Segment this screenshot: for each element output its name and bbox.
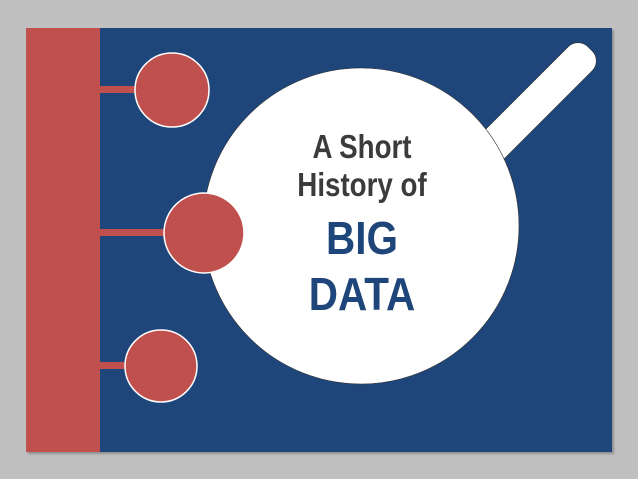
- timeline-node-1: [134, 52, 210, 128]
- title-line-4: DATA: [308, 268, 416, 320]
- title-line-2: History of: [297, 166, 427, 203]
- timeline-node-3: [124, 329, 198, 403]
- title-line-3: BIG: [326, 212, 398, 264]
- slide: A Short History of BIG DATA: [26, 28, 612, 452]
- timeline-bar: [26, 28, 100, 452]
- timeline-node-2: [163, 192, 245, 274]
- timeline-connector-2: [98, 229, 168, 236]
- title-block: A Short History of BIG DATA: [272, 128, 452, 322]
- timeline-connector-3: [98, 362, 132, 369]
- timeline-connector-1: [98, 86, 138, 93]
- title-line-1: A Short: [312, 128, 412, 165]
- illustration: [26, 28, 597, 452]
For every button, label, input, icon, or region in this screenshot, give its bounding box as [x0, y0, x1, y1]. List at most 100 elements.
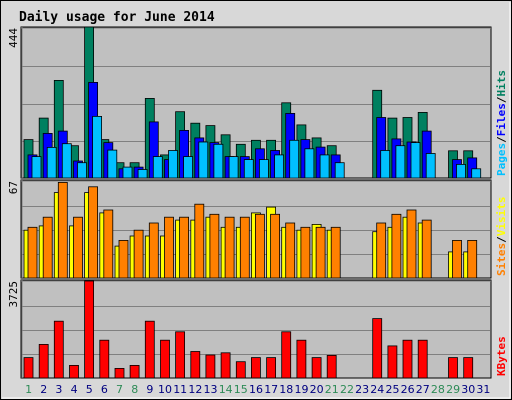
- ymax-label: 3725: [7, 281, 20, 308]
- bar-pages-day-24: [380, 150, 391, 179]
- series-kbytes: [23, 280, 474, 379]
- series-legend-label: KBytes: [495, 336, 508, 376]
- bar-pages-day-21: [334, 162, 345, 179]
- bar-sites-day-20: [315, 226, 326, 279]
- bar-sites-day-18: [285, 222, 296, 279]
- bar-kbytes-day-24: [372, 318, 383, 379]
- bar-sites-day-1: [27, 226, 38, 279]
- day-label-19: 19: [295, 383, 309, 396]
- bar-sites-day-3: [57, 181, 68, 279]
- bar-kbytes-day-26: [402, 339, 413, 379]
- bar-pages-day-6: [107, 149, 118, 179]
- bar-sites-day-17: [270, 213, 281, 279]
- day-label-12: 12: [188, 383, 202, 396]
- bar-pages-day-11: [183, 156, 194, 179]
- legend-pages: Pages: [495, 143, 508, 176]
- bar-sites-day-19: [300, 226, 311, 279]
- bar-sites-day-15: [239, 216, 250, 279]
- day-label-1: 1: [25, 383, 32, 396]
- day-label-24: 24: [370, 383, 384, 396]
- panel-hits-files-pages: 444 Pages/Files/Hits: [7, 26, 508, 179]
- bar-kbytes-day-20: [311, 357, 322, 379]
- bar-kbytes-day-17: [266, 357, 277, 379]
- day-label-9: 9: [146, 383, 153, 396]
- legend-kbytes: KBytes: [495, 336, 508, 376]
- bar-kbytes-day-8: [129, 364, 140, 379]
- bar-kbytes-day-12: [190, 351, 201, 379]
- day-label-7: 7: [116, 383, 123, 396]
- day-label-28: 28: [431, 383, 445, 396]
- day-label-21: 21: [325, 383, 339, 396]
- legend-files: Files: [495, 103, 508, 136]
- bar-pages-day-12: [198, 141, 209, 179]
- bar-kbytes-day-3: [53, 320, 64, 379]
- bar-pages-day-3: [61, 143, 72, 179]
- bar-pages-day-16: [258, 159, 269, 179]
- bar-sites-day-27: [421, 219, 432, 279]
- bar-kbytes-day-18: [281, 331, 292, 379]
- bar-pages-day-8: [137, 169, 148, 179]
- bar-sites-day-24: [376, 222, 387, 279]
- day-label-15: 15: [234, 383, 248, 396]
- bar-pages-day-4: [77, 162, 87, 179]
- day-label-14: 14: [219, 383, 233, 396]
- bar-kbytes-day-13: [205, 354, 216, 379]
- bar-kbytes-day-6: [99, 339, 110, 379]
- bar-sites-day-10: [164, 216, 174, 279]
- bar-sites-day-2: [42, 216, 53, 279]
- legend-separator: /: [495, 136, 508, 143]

------------

## Requirement
Update the lines above by changing every "screenshot" to "image" and keeping everything else the same. Leave the pictures out of your answer.

## Solved problem
Segment this image: for each element output its name and bbox.
- timeline-node-1: [134, 52, 210, 128]
- title-line-4: DATA: [308, 268, 416, 320]
- title-line-2: History of: [297, 166, 427, 203]
- timeline-node-3: [124, 329, 198, 403]
- title-line-3: BIG: [326, 212, 398, 264]
- slide: A Short History of BIG DATA: [26, 28, 612, 452]
- timeline-bar: [26, 28, 100, 452]
- timeline-node-2: [163, 192, 245, 274]
- timeline-connector-2: [98, 229, 168, 236]
- title-block: A Short History of BIG DATA: [272, 128, 452, 322]
- timeline-connector-3: [98, 362, 132, 369]
- timeline-connector-1: [98, 86, 138, 93]
- title-line-1: A Short: [312, 128, 412, 165]
- illustration: [26, 28, 597, 452]
For every button, label, input, icon, or region in this image, give its bounding box as [x0, y0, x1, y1]. List at most 100 elements.
- ymax-label: 3725: [7, 281, 20, 308]
- bar-pages-day-24: [380, 150, 391, 179]
- series-kbytes: [23, 280, 474, 379]
- series-legend-label: KBytes: [495, 336, 508, 376]
- bar-pages-day-21: [334, 162, 345, 179]
- bar-sites-day-20: [315, 226, 326, 279]
- bar-sites-day-18: [285, 222, 296, 279]
- bar-kbytes-day-24: [372, 318, 383, 379]
- bar-sites-day-1: [27, 226, 38, 279]
- day-label-19: 19: [295, 383, 309, 396]
- bar-sites-day-3: [57, 181, 68, 279]
- bar-kbytes-day-26: [402, 339, 413, 379]
- bar-pages-day-6: [107, 149, 118, 179]
- bar-sites-day-17: [270, 213, 281, 279]
- day-label-12: 12: [188, 383, 202, 396]
- bar-pages-day-11: [183, 156, 194, 179]
- legend-pages: Pages: [495, 143, 508, 176]
- bar-sites-day-19: [300, 226, 311, 279]
- bar-sites-day-15: [239, 216, 250, 279]
- day-label-1: 1: [25, 383, 32, 396]
- day-label-24: 24: [370, 383, 384, 396]
- panel-hits-files-pages: 444 Pages/Files/Hits: [7, 26, 508, 179]
- bar-kbytes-day-20: [311, 357, 322, 379]
- bar-kbytes-day-17: [266, 357, 277, 379]
- day-label-9: 9: [146, 383, 153, 396]
- legend-kbytes: KBytes: [495, 336, 508, 376]
- bar-kbytes-day-8: [129, 364, 140, 379]
- bar-kbytes-day-12: [190, 351, 201, 379]
- day-label-7: 7: [116, 383, 123, 396]
- day-label-28: 28: [431, 383, 445, 396]
- day-label-21: 21: [325, 383, 339, 396]
- legend-files: Files: [495, 103, 508, 136]
- bar-pages-day-12: [198, 141, 209, 179]
- bar-kbytes-day-3: [53, 320, 64, 379]
- bar-pages-day-3: [61, 143, 72, 179]
- bar-pages-day-16: [258, 159, 269, 179]
- bar-sites-day-27: [421, 219, 432, 279]
- bar-kbytes-day-18: [281, 331, 292, 379]
- bar-pages-day-8: [137, 169, 148, 179]
- bar-sites-day-24: [376, 222, 387, 279]
- day-label-15: 15: [234, 383, 248, 396]
- bar-pages-day-4: [77, 162, 87, 179]
- day-label-14: 14: [219, 383, 233, 396]
- bar-kbytes-day-13: [205, 354, 216, 379]
- bar-kbytes-day-6: [99, 339, 110, 379]
- bar-sites-day-10: [164, 216, 174, 279]
- bar-sites-day-2: [42, 216, 53, 279]
- legend-separator: /: [495, 136, 508, 143]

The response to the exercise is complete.